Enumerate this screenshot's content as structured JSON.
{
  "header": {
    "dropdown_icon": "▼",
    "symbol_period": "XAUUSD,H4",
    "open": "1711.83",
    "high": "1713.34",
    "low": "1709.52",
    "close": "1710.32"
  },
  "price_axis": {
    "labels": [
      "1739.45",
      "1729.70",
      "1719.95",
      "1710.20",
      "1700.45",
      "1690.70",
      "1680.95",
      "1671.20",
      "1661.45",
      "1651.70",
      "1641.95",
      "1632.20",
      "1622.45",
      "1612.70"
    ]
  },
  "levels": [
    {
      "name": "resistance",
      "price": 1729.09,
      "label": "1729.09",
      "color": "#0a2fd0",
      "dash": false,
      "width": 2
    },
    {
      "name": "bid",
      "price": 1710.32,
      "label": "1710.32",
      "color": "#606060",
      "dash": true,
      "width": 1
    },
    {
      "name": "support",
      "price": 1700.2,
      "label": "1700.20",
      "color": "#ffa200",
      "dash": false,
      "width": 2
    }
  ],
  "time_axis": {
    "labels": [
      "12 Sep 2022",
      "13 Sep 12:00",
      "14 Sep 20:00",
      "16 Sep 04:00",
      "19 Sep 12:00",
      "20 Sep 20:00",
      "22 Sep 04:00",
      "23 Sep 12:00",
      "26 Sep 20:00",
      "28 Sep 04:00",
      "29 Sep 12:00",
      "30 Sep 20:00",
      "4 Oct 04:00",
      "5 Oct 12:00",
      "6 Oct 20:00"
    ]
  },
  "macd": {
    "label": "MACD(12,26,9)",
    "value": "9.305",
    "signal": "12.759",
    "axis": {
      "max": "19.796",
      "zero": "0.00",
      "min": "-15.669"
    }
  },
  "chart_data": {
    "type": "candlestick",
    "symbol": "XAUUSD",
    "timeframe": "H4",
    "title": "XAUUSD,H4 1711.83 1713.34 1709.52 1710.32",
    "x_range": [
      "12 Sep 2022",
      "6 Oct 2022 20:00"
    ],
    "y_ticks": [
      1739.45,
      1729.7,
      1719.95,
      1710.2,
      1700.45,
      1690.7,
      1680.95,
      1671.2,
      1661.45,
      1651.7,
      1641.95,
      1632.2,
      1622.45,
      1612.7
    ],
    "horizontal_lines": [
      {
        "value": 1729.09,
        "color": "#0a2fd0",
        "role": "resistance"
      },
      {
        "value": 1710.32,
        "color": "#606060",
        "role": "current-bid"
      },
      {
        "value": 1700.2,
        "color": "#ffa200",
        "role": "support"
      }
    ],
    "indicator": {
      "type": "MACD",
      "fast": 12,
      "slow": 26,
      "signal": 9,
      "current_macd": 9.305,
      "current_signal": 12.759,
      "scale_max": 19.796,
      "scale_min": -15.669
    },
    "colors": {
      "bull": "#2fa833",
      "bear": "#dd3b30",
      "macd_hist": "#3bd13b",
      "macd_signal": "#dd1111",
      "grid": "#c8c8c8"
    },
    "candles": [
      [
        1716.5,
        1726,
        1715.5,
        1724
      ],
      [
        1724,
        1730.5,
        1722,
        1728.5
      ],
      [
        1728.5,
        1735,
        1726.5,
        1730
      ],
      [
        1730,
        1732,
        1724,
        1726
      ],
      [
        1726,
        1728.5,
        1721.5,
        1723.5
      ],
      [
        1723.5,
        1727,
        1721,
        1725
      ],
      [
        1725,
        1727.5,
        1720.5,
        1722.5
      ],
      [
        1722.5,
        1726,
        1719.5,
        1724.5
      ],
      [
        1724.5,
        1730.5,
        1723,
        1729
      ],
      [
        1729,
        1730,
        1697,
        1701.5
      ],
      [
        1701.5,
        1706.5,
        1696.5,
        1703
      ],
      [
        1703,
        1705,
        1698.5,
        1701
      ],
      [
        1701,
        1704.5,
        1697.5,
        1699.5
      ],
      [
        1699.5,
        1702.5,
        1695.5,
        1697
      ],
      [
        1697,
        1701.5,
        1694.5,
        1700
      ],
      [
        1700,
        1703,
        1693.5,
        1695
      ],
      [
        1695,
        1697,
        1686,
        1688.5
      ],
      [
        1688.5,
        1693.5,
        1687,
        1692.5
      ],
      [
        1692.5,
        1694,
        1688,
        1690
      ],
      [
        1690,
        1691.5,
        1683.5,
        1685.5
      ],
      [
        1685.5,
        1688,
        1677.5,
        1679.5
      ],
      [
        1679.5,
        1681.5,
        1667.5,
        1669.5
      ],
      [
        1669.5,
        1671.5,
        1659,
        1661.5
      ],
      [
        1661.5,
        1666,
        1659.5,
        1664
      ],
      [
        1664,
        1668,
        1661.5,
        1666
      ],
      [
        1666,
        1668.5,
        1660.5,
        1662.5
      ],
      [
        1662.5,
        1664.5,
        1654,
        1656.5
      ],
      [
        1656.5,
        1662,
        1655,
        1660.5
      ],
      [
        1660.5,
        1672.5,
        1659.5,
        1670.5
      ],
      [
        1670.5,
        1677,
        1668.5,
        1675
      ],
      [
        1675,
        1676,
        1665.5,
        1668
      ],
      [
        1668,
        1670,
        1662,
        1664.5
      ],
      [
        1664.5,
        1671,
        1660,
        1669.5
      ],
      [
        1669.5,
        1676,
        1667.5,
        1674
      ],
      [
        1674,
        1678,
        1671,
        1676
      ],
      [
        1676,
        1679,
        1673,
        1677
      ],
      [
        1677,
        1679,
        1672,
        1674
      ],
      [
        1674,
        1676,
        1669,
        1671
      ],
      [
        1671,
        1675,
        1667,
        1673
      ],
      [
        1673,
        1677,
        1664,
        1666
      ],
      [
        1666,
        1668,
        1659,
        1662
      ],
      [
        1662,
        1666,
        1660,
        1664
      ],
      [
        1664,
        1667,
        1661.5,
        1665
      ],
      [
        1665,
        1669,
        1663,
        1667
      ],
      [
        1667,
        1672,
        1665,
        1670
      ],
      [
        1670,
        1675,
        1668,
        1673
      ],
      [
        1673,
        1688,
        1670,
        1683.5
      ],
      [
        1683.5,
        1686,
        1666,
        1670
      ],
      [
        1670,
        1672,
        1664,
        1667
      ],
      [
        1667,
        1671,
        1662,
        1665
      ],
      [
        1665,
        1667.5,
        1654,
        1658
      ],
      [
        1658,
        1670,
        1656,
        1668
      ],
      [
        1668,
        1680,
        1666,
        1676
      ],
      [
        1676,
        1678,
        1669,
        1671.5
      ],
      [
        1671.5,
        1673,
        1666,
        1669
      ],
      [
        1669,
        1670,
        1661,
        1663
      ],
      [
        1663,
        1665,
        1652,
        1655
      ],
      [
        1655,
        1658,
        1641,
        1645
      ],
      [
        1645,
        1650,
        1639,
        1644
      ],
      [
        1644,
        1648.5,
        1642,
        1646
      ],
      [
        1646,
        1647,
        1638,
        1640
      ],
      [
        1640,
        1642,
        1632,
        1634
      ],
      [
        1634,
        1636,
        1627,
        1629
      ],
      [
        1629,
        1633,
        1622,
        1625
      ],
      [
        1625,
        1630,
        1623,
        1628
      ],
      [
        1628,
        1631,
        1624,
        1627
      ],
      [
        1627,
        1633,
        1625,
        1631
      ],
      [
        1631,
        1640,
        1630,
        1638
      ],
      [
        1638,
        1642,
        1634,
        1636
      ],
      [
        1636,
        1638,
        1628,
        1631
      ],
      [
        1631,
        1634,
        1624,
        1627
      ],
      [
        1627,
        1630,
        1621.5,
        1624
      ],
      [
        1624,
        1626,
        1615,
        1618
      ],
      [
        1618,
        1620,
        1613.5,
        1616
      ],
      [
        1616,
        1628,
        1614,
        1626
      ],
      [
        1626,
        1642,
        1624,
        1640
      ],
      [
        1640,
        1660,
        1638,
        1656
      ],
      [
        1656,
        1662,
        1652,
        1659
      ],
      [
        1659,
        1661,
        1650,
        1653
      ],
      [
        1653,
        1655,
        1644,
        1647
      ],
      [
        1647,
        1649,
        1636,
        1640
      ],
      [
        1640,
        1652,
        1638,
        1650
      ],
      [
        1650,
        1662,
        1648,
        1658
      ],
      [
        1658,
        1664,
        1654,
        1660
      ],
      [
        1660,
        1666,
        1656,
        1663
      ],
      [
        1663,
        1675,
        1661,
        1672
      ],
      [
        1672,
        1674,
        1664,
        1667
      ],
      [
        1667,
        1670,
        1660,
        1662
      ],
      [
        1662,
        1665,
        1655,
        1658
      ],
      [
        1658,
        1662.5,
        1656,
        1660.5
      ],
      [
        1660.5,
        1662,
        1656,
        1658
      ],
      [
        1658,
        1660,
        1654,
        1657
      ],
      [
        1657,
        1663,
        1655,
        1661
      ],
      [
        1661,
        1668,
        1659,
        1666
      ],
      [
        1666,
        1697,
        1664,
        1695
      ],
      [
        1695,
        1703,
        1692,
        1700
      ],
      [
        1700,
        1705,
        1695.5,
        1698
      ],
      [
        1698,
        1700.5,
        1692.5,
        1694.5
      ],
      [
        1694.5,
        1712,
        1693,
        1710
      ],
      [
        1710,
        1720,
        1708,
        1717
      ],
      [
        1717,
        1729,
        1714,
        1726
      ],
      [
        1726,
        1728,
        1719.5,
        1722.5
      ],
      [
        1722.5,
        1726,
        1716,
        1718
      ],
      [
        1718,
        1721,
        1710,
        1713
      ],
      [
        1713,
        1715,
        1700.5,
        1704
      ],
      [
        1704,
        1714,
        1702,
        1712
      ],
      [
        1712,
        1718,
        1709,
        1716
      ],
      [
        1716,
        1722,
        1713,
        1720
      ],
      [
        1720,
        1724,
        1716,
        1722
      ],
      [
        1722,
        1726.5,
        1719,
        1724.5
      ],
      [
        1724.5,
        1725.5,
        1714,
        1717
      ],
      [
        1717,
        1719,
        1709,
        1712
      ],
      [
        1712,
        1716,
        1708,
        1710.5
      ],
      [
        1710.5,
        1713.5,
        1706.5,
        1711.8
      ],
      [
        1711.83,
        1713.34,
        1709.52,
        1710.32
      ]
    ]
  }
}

···

# [Objective]
In the records above, locate the lines holding the word "role". Copy each of them.

# [Answer to the task]
        "role": "resistance"
        "role": "current-bid"
        "role": "support"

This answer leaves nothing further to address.